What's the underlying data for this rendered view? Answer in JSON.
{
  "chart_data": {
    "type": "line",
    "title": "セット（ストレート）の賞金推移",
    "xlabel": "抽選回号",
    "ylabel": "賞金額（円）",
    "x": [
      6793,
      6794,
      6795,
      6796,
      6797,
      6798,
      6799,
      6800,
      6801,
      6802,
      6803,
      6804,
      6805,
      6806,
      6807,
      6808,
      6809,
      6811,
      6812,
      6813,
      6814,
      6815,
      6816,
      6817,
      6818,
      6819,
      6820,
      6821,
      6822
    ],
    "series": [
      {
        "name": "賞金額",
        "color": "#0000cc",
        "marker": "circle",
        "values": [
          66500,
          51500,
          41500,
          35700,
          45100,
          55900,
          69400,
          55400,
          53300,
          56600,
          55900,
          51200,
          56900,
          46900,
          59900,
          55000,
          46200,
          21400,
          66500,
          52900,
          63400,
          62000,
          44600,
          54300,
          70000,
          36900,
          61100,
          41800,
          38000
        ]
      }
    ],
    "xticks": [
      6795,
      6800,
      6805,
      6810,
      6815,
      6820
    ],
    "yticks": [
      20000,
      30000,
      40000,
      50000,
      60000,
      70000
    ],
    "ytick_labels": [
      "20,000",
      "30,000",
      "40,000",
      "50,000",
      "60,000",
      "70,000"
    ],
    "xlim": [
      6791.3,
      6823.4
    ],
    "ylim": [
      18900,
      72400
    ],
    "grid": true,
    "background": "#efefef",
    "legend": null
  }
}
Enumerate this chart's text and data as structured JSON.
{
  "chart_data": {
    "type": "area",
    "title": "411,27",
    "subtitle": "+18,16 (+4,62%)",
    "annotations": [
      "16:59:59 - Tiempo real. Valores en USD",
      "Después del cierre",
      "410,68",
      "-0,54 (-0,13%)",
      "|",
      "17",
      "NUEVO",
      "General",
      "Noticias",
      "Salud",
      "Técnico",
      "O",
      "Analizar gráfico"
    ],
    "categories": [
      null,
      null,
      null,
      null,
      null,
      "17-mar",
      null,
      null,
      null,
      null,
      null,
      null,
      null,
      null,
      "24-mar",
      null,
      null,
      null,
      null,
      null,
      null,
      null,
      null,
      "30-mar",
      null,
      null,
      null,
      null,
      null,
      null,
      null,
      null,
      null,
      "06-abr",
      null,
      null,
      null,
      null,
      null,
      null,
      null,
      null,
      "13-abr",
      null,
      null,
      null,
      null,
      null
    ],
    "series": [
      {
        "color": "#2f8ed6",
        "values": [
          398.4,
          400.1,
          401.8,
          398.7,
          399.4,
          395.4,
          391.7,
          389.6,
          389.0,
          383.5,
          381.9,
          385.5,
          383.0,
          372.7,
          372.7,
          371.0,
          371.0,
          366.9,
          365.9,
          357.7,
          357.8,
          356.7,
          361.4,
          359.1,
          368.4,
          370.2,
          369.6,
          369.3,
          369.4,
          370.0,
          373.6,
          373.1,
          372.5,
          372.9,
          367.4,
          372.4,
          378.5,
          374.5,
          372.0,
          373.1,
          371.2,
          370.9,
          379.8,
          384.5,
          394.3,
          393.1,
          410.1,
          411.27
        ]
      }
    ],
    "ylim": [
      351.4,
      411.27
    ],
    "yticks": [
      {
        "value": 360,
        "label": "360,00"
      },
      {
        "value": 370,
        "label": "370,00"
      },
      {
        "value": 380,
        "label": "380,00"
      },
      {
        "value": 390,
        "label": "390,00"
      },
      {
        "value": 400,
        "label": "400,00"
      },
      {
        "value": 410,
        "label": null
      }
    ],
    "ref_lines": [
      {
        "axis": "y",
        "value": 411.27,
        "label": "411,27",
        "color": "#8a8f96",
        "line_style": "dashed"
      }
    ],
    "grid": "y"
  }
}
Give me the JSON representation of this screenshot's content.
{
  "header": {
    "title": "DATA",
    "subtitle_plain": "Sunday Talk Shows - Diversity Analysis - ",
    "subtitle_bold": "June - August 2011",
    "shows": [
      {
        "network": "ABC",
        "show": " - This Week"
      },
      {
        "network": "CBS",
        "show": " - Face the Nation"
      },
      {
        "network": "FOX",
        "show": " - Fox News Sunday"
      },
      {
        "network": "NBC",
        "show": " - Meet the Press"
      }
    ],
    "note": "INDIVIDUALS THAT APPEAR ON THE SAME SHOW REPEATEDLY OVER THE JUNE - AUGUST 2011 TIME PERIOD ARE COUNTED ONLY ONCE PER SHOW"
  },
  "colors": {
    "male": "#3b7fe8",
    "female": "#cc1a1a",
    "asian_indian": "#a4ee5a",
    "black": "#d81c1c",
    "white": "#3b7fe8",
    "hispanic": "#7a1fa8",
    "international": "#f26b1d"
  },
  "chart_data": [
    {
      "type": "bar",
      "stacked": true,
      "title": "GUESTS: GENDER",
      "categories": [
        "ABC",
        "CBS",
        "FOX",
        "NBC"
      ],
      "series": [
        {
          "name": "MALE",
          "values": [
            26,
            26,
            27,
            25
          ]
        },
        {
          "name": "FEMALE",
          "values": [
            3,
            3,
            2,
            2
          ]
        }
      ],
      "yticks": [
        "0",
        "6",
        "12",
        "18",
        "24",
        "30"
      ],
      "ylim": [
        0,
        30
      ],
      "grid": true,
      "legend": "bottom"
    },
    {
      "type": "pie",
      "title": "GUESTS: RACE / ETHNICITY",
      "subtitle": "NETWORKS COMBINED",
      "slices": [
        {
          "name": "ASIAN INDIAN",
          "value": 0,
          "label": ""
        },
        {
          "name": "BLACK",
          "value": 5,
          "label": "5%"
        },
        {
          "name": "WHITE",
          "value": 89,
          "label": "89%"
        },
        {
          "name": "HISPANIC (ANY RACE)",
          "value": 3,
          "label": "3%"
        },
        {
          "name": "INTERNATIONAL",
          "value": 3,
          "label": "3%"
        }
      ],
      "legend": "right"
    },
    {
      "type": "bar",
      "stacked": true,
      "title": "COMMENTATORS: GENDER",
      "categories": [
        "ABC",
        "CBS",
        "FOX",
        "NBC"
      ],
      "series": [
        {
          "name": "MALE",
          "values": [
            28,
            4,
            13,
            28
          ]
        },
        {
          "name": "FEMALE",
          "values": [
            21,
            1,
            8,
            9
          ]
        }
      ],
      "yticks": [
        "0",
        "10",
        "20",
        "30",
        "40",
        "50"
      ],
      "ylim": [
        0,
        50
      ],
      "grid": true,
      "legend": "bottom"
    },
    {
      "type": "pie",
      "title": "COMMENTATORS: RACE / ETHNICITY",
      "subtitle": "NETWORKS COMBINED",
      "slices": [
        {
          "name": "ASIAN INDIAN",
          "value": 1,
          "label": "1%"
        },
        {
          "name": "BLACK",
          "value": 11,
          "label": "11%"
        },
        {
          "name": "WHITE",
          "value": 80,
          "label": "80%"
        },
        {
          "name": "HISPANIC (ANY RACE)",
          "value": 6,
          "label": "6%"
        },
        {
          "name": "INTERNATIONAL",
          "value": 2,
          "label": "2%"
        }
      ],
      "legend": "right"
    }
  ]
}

____

Problem to solve:
All of the data shown above must be copied exactly.

Written solution:
What's the underlying data for this rendered view? Answer in JSON.
{
  "chart_data": {
    "type": "line",
    "title": "セット（ストレート）の賞金推移",
    "xlabel": "抽選回号",
    "ylabel": "賞金額（円）",
    "x": [
      6793,
      6794,
      6795,
      6796,
      6797,
      6798,
      6799,
      6800,
      6801,
      6802,
      6803,
      6804,
      6805,
      6806,
      6807,
      6808,
      6809,
      6811,
      6812,
      6813,
      6814,
      6815,
      6816,
      6817,
      6818,
      6819,
      6820,
      6821,
      6822
    ],
    "series": [
      {
        "name": "賞金額",
        "color": "#0000cc",
        "marker": "circle",
        "values": [
          66500,
          51500,
          41500,
          35700,
          45100,
          55900,
          69400,
          55400,
          53300,
          56600,
          55900,
          51200,
          56900,
          46900,
          59900,
          55000,
          46200,
          21400,
          66500,
          52900,
          63400,
          62000,
          44600,
          54300,
          70000,
          36900,
          61100,
          41800,
          38000
        ]
      }
    ],
    "xticks": [
      6795,
      6800,
      6805,
      6810,
      6815,
      6820
    ],
    "yticks": [
      20000,
      30000,
      40000,
      50000,
      60000,
      70000
    ],
    "ytick_labels": [
      "20,000",
      "30,000",
      "40,000",
      "50,000",
      "60,000",
      "70,000"
    ],
    "xlim": [
      6791.3,
      6823.4
    ],
    "ylim": [
      18900,
      72400
    ],
    "grid": true,
    "background": "#efefef",
    "legend": null
  }
}
Enumerate this chart's text and data as structured JSON.
{
  "chart_data": {
    "type": "area",
    "title": "411,27",
    "subtitle": "+18,16 (+4,62%)",
    "annotations": [
      "16:59:59 - Tiempo real. Valores en USD",
      "Después del cierre",
      "410,68",
      "-0,54 (-0,13%)",
      "|",
      "17",
      "NUEVO",
      "General",
      "Noticias",
      "Salud",
      "Técnico",
      "O",
      "Analizar gráfico"
    ],
    "categories": [
      null,
      null,
      null,
      null,
      null,
      "17-mar",
      null,
      null,
      null,
      null,
      null,
      null,
      null,
      null,
      "24-mar",
      null,
      null,
      null,
      null,
      null,
      null,
      null,
      null,
      "30-mar",
      null,
      null,
      null,
      null,
      null,
      null,
      null,
      null,
      null,
      "06-abr",
      null,
      null,
      null,
      null,
      null,
      null,
      null,
      null,
      "13-abr",
      null,
      null,
      null,
      null,
      null
    ],
    "series": [
      {
        "color": "#2f8ed6",
        "values": [
          398.4,
          400.1,
          401.8,
          398.7,
          399.4,
          395.4,
          391.7,
          389.6,
          389.0,
          383.5,
          381.9,
          385.5,
          383.0,
          372.7,
          372.7,
          371.0,
          371.0,
          366.9,
          365.9,
          357.7,
          357.8,
          356.7,
          361.4,
          359.1,
          368.4,
          370.2,
          369.6,
          369.3,
          369.4,
          370.0,
          373.6,
          373.1,
          372.5,
          372.9,
          367.4,
          372.4,
          378.5,
          374.5,
          372.0,
          373.1,
          371.2,
          370.9,
          379.8,
          384.5,
          394.3,
          393.1,
          410.1,
          411.27
        ]
      }
    ],
    "ylim": [
      351.4,
      411.27
    ],
    "yticks": [
      {
        "value": 360,
        "label": "360,00"
      },
      {
        "value": 370,
        "label": "370,00"
      },
      {
        "value": 380,
        "label": "380,00"
      },
      {
        "value": 390,
        "label": "390,00"
      },
      {
        "value": 400,
        "label": "400,00"
      },
      {
        "value": 410,
        "label": null
      }
    ],
    "ref_lines": [
      {
        "axis": "y",
        "value": 411.27,
        "label": "411,27",
        "color": "#8a8f96",
        "line_style": "dashed"
      }
    ],
    "grid": "y"
  }
}
Give me the JSON representation of this screenshot's content.
{
  "header": {
    "title": "DATA",
    "subtitle_plain": "Sunday Talk Shows - Diversity Analysis - ",
    "subtitle_bold": "June - August 2011",
    "shows": [
      {
        "network": "ABC",
        "show": " - This Week"
      },
      {
        "network": "CBS",
        "show": " - Face the Nation"
      },
      {
        "network": "FOX",
        "show": " - Fox News Sunday"
      },
      {
        "network": "NBC",
        "show": " - Meet the Press"
      }
    ],
    "note": "INDIVIDUALS THAT APPEAR ON THE SAME SHOW REPEATEDLY OVER THE JUNE - AUGUST 2011 TIME PERIOD ARE COUNTED ONLY ONCE PER SHOW"
  },
  "colors": {
    "male": "#3b7fe8",
    "female": "#cc1a1a",
    "asian_indian": "#a4ee5a",
    "black": "#d81c1c",
    "white": "#3b7fe8",
    "hispanic": "#7a1fa8",
    "international": "#f26b1d"
  },
  "chart_data": [
    {
      "type": "bar",
      "stacked": true,
      "title": "GUESTS: GENDER",
      "categories": [
        "ABC",
        "CBS",
        "FOX",
        "NBC"
      ],
      "series": [
        {
          "name": "MALE",
          "values": [
            26,
            26,
            27,
            25
          ]
        },
        {
          "name": "FEMALE",
          "values": [
            3,
            3,
            2,
            2
          ]
        }
      ],
      "yticks": [
        "0",
        "6",
        "12",
        "18",
        "24",
        "30"
      ],
      "ylim": [
        0,
        30
      ],
      "grid": true,
      "legend": "bottom"
    },
    {
      "type": "pie",
      "title": "GUESTS: RACE / ETHNICITY",
      "subtitle": "NETWORKS COMBINED",
      "slices": [
        {
          "name": "ASIAN INDIAN",
          "value": 0,
          "label": ""
        },
        {
          "name": "BLACK",
          "value": 5,
          "label": "5%"
        },
        {
          "name": "WHITE",
          "value": 89,
          "label": "89%"
        },
        {
          "name": "HISPANIC (ANY RACE)",
          "value": 3,
          "label": "3%"
        },
        {
          "name": "INTERNATIONAL",
          "value": 3,
          "label": "3%"
        }
      ],
      "legend": "right"
    },
    {
      "type": "bar",
      "stacked": true,
      "title": "COMMENTATORS: GENDER",
      "categories": [
        "ABC",
        "CBS",
        "FOX",
        "NBC"
      ],
      "series": [
        {
          "name": "MALE",
          "values": [
            28,
            4,
            13,
            28
          ]
        },
        {
          "name": "FEMALE",
          "values": [
            21,
            1,
            8,
            9
          ]
        }
      ],
      "yticks": [
        "0",
        "10",
        "20",
        "30",
        "40",
        "50"
      ],
      "ylim": [
        0,
        50
      ],
      "grid": true,
      "legend": "bottom"
    },
    {
      "type": "pie",
      "title": "COMMENTATORS: RACE / ETHNICITY",
      "subtitle": "NETWORKS COMBINED",
      "slices": [
        {
          "name": "ASIAN INDIAN",
          "value": 1,
          "label": "1%"
        },
        {
          "name": "BLACK",
          "value": 11,
          "label": "11%"
        },
        {
          "name": "WHITE",
          "value": 80,
          "label": "80%"
        },
        {
          "name": "HISPANIC (ANY RACE)",
          "value": 6,
          "label": "6%"
        },
        {
          "name": "INTERNATIONAL",
          "value": 2,
          "label": "2%"
        }
      ],
      "legend": "right"
    }
  ]
}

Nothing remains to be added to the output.